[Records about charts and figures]
-------------------------

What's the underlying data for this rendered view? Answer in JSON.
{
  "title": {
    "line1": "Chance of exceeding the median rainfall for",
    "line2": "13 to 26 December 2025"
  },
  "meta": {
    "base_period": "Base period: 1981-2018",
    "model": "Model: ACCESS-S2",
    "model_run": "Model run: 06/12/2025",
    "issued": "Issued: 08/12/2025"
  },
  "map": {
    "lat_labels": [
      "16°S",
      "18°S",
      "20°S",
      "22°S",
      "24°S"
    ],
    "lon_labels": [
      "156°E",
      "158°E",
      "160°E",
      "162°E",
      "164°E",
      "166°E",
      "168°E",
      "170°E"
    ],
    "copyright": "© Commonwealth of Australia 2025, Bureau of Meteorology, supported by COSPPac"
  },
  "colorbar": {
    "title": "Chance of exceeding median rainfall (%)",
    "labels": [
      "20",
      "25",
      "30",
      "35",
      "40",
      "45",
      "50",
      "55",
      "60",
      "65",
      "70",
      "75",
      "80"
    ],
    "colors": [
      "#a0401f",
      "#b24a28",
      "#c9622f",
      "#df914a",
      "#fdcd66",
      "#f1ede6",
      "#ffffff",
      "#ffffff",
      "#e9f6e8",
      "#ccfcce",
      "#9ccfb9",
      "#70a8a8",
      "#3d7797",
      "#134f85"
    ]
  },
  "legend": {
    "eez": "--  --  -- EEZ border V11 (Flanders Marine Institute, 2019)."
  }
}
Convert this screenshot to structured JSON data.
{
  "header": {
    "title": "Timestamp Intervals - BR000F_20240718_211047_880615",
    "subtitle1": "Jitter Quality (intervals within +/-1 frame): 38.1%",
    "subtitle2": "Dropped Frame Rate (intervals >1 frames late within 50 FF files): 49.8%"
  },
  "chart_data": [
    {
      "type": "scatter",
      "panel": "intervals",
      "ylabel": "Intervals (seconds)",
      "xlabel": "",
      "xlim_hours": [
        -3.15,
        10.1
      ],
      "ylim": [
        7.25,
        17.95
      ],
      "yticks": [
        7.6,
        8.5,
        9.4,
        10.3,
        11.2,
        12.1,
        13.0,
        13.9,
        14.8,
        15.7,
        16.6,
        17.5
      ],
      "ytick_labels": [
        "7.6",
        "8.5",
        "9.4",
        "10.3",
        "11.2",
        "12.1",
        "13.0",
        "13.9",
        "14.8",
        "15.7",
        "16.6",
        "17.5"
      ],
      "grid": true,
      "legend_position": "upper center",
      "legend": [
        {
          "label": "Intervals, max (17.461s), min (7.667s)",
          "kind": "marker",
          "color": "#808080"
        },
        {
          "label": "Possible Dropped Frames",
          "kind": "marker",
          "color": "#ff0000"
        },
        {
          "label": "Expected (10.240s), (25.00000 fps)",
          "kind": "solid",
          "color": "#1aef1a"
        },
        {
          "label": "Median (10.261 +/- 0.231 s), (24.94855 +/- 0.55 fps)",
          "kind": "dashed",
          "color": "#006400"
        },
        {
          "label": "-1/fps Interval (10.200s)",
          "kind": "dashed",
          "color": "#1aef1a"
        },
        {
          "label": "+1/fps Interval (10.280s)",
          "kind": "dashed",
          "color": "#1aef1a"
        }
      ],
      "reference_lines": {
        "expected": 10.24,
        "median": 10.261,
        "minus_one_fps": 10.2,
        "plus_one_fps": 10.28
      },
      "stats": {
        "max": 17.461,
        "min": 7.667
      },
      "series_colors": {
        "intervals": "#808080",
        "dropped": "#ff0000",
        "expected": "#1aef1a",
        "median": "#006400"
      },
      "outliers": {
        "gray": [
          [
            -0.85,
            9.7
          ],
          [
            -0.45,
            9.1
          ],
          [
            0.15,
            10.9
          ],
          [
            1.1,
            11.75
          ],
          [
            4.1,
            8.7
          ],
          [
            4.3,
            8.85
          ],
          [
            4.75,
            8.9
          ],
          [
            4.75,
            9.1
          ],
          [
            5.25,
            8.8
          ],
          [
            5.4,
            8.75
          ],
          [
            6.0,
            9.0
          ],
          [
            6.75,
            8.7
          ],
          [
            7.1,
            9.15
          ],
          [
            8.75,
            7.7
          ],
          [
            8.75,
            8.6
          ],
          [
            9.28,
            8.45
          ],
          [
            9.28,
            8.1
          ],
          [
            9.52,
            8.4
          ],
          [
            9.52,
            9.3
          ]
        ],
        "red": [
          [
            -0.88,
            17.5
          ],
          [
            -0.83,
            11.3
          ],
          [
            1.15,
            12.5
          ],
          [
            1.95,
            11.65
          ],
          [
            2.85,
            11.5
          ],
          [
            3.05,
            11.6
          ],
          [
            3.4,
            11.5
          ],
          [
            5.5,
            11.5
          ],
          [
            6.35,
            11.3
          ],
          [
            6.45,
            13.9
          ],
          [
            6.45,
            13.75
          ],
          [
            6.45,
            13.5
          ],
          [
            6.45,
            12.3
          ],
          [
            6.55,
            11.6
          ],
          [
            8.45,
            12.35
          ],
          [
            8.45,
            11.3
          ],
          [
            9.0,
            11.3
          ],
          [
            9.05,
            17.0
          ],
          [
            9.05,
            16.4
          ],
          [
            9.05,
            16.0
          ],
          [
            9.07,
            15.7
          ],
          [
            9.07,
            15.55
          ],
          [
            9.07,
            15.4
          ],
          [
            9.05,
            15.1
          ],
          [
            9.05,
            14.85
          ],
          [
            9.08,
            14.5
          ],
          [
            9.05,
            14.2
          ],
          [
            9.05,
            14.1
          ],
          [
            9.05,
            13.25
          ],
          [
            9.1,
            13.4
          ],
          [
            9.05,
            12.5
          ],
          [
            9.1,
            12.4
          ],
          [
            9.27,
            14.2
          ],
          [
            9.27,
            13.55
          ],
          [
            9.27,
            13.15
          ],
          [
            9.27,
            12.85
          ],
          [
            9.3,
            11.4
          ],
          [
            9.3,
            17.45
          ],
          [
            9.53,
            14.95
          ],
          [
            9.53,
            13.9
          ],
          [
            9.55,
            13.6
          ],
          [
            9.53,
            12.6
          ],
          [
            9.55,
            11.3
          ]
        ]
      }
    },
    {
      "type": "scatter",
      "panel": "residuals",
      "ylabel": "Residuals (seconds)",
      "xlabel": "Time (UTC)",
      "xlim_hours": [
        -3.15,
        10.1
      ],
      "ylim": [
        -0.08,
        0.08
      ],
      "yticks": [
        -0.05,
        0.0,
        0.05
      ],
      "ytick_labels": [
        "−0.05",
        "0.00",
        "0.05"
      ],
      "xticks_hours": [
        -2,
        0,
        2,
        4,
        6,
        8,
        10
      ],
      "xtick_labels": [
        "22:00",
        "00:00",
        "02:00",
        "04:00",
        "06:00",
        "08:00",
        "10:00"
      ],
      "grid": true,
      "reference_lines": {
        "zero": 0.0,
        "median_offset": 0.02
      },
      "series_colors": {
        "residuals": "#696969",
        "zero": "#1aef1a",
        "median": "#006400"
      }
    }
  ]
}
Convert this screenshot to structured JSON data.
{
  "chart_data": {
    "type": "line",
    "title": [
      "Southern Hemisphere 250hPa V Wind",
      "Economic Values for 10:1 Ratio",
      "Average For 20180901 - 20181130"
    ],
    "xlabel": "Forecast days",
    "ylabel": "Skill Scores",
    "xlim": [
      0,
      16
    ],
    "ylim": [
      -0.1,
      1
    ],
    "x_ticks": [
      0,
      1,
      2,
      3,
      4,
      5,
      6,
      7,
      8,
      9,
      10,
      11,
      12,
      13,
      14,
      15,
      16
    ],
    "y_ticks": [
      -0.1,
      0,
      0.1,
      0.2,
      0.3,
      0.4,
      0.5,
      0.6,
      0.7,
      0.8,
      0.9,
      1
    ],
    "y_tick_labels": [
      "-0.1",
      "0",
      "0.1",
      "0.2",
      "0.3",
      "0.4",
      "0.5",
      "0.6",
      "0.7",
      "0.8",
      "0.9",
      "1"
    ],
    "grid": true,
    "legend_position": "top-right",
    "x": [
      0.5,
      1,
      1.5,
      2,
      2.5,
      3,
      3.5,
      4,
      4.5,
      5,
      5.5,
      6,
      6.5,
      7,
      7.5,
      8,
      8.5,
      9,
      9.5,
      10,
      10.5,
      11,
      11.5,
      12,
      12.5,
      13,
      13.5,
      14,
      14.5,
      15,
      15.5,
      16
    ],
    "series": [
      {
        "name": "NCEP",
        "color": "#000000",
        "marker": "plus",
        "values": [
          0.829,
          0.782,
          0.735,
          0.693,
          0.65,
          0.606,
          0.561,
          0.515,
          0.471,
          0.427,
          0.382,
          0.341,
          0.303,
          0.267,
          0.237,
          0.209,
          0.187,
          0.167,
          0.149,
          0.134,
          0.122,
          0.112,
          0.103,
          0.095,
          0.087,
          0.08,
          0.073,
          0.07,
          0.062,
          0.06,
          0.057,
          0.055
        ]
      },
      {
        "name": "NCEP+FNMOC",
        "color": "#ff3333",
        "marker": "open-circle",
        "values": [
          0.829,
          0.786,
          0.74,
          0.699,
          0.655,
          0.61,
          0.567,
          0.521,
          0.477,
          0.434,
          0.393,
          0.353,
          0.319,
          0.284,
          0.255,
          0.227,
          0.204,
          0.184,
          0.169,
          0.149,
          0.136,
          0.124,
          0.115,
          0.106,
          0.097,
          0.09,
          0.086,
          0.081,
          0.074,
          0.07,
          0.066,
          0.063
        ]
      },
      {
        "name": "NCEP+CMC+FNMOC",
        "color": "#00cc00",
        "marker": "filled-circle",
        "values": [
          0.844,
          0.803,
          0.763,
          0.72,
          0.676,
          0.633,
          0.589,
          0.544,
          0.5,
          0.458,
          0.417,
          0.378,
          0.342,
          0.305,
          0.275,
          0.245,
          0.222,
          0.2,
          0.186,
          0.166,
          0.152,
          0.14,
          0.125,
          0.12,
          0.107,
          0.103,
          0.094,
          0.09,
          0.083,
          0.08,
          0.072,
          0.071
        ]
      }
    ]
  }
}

-------------------------

In the entries above, locate every line with the word "circle" and copy it.

        "marker": "open-circle",
        "marker": "filled-circle",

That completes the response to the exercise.